◆ **To be done**
Print every line of the listing exactly, please.

◆ **Source records**
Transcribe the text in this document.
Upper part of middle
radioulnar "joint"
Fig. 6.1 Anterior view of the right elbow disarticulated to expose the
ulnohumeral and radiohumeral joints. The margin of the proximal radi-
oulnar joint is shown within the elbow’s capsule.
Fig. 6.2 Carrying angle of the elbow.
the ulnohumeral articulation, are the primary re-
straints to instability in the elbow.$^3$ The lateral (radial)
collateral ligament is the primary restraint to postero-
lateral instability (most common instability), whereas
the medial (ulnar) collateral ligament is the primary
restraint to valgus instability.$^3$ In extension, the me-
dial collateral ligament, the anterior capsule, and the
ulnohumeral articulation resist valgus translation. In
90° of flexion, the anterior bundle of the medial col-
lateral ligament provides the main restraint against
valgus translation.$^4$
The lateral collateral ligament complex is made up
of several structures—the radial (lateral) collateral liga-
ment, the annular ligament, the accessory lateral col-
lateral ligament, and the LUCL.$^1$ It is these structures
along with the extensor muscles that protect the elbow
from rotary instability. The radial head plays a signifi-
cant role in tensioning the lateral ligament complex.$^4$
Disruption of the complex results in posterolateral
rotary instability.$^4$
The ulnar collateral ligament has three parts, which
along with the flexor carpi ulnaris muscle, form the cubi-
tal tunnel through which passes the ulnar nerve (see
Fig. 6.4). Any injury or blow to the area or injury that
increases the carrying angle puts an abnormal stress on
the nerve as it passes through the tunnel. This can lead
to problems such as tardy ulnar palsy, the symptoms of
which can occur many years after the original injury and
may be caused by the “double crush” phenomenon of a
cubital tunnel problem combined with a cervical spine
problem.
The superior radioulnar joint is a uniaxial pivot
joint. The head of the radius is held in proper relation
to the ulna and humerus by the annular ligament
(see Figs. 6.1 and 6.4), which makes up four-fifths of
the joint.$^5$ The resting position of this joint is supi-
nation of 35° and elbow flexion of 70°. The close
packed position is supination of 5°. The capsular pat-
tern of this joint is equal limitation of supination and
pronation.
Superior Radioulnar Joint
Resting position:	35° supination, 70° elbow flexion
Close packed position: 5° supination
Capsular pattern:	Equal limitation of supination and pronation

◆ **The completed task**
Transcribe the text in this document.
Upper part of middle
radioulnar "joint"
Fig. 6.1 Anterior view of the right elbow disarticulated to expose the
ulnohumeral and radiohumeral joints. The margin of the proximal radi-
oulnar joint is shown within the elbow’s capsule.
Fig. 6.2 Carrying angle of the elbow.
the ulnohumeral articulation, are the primary re-
straints to instability in the elbow.$^3$ The lateral (radial)
collateral ligament is the primary restraint to postero-
lateral instability (most common instability), whereas
the medial (ulnar) collateral ligament is the primary
restraint to valgus instability.$^3$ In extension, the me-
dial collateral ligament, the anterior capsule, and the
ulnohumeral articulation resist valgus translation. In
90° of flexion, the anterior bundle of the medial col-
lateral ligament provides the main restraint against
valgus translation.$^4$
The lateral collateral ligament complex is made up
of several structures—the radial (lateral) collateral liga-
ment, the annular ligament, the accessory lateral col-
lateral ligament, and the LUCL.$^1$ It is these structures
along with the extensor muscles that protect the elbow
from rotary instability. The radial head plays a signifi-
cant role in tensioning the lateral ligament complex.$^4$
Disruption of the complex results in posterolateral
rotary instability.$^4$
The ulnar collateral ligament has three parts, which
along with the flexor carpi ulnaris muscle, form the cubi-
tal tunnel through which passes the ulnar nerve (see
Fig. 6.4). Any injury or blow to the area or injury that
increases the carrying angle puts an abnormal stress on
the nerve as it passes through the tunnel. This can lead
to problems such as tardy ulnar palsy, the symptoms of
which can occur many years after the original injury and
may be caused by the “double crush” phenomenon of a
cubital tunnel problem combined with a cervical spine
problem.
The superior radioulnar joint is a uniaxial pivot
joint. The head of the radius is held in proper relation
to the ulna and humerus by the annular ligament
(see Figs. 6.1 and 6.4), which makes up four-fifths of
the joint.$^5$ The resting position of this joint is supi-
nation of 35° and elbow flexion of 70°. The close
packed position is supination of 5°. The capsular pat-
tern of this joint is equal limitation of supination and
pronation.
Superior Radioulnar Joint
Resting position:	35° supination, 70° elbow flexion
Close packed position: 5° supination
Capsular pattern:	Equal limitation of supination and pronation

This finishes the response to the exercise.